====== Provided records
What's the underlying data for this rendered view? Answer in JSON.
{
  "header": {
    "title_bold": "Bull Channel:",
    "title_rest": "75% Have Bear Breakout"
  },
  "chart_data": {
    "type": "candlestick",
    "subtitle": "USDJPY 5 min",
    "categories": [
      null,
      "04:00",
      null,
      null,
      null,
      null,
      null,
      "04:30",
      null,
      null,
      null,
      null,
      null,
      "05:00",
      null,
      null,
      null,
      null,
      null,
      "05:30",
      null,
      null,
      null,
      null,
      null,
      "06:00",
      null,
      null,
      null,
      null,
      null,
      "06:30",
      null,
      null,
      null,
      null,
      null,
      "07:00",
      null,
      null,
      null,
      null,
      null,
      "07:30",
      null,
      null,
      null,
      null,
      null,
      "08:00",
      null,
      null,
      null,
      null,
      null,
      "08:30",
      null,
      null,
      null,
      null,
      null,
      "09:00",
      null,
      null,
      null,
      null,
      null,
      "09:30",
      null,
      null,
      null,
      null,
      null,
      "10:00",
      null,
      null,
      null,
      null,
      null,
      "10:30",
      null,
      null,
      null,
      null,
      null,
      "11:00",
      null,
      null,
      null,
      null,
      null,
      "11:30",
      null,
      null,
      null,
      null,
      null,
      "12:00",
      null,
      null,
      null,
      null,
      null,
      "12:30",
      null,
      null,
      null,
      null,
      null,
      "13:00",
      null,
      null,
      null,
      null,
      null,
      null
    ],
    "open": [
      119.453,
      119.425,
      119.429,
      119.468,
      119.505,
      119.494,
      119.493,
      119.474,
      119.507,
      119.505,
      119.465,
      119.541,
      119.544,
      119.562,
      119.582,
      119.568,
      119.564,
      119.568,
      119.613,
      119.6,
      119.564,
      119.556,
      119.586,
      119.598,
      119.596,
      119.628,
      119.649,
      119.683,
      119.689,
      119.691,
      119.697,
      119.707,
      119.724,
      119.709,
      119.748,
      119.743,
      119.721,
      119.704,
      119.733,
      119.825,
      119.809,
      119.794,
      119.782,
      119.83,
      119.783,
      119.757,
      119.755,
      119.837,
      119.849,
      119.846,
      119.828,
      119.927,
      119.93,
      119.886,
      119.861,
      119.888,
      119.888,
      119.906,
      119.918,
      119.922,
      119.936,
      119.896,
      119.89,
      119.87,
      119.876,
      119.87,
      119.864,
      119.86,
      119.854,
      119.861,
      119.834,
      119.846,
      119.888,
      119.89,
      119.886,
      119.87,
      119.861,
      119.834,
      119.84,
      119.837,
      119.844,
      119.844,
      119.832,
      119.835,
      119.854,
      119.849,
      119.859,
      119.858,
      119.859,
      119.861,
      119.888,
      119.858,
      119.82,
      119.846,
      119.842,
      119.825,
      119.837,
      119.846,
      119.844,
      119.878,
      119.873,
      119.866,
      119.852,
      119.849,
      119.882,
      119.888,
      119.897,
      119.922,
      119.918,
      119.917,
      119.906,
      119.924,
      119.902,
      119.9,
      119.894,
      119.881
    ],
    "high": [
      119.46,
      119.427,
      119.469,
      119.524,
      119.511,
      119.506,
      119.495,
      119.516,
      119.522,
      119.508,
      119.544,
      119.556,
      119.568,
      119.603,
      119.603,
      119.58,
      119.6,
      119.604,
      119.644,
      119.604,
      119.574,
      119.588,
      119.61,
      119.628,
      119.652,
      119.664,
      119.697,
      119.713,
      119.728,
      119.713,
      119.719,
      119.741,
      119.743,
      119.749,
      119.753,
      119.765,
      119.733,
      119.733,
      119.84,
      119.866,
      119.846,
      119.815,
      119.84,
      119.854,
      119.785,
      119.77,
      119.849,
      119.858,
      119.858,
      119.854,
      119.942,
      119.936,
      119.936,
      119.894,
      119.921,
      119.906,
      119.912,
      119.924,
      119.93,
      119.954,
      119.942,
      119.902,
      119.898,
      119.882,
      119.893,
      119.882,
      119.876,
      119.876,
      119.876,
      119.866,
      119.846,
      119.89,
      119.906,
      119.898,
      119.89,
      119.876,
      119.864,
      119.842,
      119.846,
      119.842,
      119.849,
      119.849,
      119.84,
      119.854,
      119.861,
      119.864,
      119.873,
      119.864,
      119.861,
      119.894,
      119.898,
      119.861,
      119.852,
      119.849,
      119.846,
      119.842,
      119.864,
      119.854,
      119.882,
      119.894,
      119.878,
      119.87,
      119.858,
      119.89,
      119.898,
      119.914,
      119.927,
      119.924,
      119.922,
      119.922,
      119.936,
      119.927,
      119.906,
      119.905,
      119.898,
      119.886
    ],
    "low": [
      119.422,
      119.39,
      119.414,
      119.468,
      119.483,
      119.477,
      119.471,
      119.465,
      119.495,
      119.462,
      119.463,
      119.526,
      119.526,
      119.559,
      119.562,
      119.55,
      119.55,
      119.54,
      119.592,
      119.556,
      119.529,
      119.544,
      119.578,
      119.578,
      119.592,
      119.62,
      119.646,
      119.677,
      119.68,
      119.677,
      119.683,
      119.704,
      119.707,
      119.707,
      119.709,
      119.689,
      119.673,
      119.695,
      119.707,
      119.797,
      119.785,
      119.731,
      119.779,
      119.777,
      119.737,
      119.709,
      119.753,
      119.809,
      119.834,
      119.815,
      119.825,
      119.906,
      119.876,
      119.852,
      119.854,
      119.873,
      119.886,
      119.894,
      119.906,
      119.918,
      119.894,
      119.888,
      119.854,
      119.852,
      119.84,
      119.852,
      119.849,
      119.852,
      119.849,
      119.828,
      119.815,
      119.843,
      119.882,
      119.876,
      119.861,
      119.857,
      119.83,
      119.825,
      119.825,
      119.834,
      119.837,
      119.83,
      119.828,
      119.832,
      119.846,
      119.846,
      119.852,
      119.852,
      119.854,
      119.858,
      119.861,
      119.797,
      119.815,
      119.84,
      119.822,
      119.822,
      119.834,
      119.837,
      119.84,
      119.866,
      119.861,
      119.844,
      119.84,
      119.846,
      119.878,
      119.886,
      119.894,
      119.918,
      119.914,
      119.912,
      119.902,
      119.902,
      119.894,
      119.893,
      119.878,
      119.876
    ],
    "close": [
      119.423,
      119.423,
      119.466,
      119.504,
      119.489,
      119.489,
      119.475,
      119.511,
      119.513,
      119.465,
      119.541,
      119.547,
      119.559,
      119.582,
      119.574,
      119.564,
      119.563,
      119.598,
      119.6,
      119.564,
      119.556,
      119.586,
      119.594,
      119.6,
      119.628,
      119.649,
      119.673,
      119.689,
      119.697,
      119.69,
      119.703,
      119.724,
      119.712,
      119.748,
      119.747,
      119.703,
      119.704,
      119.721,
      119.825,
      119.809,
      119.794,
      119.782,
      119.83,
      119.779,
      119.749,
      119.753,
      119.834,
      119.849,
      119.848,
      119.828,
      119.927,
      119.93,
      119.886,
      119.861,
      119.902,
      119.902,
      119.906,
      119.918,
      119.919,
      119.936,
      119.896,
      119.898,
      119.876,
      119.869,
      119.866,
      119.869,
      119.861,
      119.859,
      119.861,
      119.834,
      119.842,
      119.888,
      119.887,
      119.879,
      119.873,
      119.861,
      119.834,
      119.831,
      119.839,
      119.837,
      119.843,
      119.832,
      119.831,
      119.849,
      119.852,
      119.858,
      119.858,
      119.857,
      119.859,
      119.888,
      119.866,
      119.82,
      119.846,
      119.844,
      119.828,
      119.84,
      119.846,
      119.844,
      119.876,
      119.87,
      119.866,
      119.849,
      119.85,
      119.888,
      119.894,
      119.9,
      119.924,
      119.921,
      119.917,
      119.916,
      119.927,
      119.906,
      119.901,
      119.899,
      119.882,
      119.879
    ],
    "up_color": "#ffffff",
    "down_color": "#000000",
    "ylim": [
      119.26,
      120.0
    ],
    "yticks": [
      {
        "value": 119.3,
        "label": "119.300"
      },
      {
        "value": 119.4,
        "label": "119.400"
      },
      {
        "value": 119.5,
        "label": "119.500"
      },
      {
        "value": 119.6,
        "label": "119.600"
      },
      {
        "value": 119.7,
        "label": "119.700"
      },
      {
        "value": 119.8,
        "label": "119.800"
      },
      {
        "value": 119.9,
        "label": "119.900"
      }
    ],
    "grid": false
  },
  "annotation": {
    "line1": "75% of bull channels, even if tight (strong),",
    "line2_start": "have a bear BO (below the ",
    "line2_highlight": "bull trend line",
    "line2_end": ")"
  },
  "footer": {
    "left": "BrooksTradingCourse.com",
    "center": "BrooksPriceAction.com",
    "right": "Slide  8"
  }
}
============
◆ **Exercise instructions**
Find and copy every line in the entries above where the string "value" occurs.

◆ **Expected answer**
        "value": 119.3,
        "value": 119.4,
        "value": 119.5,
        "value": 119.6,
        "value": 119.7,
        "value": 119.8,
        "value": 119.9,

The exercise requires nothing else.